Collected data entries
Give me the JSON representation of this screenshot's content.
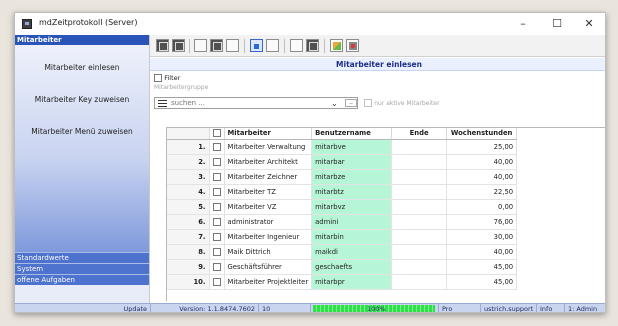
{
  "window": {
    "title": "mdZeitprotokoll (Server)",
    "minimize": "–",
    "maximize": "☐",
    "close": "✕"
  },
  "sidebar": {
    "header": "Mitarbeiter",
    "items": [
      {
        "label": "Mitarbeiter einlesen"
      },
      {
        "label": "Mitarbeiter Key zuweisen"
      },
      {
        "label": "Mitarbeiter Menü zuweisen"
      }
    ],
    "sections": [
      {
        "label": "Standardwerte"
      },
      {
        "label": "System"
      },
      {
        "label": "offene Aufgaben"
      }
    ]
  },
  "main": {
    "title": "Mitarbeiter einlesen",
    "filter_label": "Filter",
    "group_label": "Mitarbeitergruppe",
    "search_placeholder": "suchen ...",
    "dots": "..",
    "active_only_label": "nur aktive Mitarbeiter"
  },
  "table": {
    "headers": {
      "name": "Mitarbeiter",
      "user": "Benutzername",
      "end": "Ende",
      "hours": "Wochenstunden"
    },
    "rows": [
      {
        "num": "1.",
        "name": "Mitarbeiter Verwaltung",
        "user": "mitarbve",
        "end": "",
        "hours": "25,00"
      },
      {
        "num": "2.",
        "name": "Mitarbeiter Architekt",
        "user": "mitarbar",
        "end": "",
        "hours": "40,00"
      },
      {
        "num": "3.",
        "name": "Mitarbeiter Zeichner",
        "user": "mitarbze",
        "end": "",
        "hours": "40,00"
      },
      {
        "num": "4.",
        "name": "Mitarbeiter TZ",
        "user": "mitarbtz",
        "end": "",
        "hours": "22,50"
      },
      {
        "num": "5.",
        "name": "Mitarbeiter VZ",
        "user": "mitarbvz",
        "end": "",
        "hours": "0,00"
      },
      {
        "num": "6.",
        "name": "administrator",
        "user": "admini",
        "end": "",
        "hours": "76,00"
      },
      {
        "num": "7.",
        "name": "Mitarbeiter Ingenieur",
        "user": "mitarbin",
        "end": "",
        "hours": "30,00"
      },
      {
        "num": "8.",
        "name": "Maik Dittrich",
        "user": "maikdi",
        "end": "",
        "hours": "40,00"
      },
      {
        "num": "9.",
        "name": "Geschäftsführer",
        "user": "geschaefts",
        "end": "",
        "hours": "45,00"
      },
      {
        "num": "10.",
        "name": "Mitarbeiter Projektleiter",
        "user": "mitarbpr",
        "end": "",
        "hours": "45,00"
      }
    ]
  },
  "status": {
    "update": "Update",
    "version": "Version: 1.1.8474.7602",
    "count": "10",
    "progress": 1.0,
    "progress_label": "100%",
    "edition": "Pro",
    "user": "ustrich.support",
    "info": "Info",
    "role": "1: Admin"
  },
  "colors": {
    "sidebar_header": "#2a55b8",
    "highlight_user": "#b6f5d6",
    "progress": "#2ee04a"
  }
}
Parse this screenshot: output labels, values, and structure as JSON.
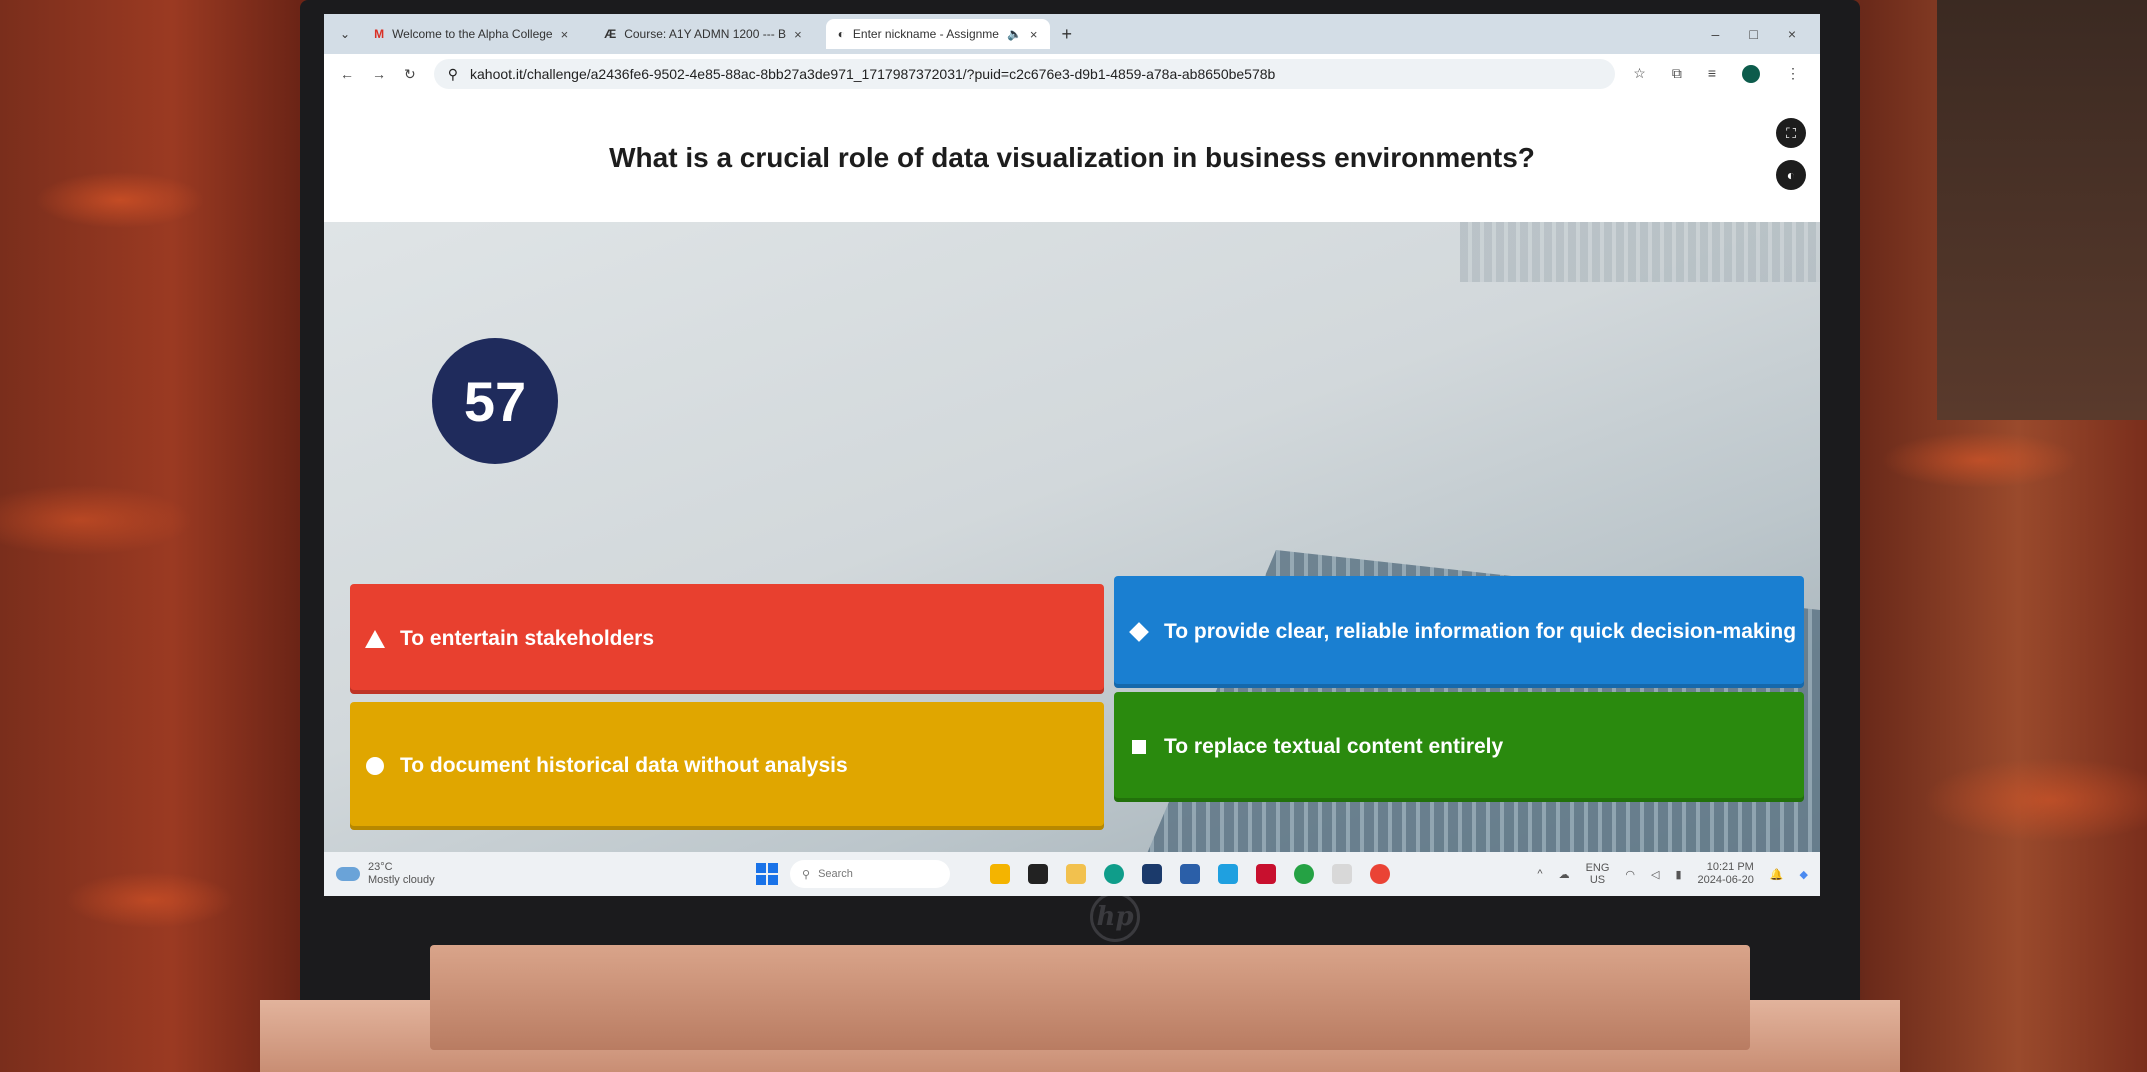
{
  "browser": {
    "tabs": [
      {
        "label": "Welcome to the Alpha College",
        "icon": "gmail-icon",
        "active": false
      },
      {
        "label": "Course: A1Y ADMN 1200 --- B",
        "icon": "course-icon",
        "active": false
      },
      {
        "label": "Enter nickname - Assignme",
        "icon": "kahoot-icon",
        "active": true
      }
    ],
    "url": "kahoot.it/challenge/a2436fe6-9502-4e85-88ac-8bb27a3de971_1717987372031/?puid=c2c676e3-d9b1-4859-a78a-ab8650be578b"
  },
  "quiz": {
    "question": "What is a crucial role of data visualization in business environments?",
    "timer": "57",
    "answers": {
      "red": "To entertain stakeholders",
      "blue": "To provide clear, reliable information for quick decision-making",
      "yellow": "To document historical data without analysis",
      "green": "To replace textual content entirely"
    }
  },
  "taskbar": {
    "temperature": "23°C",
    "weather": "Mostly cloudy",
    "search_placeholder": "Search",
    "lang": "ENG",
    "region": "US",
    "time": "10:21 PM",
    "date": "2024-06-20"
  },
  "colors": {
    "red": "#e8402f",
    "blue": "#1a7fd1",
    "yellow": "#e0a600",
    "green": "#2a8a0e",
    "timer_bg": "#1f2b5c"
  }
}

## What is being asked
In the entries above, identify each line that includes the string "this", then copy it.

## Result
Give me the JSON representation of this screenshot's content.
Parse this screenshot: output labels, values, and structure as JSON.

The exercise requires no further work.